# [SET TASK]
Gather the lines below that include the string "value", copying each in full.

# [DATASET CONTENT]

════════

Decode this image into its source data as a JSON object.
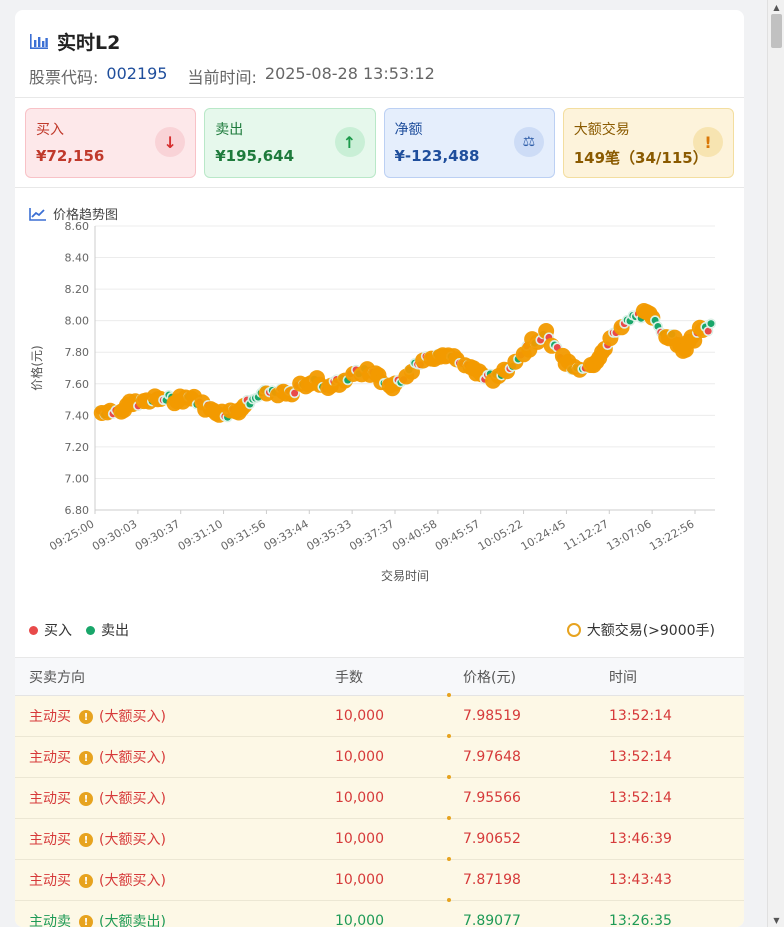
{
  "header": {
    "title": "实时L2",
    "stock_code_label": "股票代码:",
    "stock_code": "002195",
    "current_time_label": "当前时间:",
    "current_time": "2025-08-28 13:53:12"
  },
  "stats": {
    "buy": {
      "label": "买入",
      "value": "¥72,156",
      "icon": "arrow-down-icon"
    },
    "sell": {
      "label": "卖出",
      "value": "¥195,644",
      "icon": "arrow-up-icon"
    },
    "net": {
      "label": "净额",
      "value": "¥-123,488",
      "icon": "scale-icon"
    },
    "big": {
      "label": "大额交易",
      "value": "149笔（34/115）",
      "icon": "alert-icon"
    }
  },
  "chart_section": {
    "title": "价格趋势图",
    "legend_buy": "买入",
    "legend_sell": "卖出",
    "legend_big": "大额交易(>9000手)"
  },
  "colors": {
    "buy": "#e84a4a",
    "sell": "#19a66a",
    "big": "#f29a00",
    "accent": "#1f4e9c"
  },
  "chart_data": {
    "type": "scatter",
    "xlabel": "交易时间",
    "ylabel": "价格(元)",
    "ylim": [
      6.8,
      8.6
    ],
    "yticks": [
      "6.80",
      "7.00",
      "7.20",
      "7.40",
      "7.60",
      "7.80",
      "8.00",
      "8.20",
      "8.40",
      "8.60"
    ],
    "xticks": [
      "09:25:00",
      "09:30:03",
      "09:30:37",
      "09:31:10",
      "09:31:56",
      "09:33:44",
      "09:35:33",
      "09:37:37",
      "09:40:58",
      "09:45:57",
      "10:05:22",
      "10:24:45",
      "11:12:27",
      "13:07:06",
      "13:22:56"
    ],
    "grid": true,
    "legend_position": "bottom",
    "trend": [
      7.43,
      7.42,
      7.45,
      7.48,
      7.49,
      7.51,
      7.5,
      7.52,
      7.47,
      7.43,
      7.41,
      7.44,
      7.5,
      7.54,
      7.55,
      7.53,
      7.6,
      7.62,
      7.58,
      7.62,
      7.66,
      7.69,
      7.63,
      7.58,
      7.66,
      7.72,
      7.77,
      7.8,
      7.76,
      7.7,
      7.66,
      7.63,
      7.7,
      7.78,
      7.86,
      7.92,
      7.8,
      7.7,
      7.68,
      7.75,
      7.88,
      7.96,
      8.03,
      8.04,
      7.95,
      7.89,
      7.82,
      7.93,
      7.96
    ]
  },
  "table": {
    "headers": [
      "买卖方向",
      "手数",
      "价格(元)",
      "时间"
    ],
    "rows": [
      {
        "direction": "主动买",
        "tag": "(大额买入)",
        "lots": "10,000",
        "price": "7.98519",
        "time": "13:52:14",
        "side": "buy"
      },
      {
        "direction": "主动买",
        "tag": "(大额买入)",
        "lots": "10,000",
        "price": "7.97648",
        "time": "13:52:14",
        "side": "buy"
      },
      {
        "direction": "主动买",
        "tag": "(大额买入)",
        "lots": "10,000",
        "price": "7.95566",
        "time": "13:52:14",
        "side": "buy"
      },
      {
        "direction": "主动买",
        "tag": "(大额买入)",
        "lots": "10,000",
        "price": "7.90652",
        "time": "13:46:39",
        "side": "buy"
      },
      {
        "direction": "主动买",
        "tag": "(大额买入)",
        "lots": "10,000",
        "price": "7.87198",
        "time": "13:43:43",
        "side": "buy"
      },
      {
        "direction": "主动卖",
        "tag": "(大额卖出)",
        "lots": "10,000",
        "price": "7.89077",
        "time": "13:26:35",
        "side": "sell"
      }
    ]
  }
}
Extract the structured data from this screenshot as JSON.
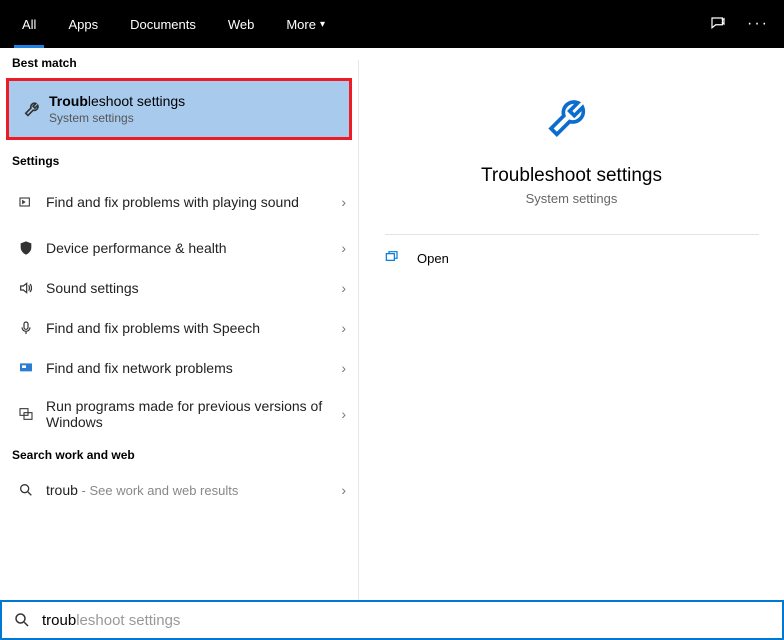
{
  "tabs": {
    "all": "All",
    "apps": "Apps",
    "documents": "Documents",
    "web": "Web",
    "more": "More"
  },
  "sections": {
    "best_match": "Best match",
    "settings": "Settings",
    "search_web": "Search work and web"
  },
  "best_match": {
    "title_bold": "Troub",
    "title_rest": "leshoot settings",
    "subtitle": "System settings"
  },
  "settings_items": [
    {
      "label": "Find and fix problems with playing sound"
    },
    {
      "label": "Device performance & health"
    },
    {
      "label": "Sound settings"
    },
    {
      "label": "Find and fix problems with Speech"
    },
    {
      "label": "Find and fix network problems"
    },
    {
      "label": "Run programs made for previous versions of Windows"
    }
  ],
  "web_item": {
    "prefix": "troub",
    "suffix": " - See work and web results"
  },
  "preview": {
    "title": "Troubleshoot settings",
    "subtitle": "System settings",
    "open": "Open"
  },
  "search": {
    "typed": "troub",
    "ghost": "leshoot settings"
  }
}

════════

# [RESPONSE FOR THIS EXERCISE]
      "value": "¥72,156",
      "value": "¥195,644",
      "value": "¥-123,488",
      "value": "149笔（34/115）",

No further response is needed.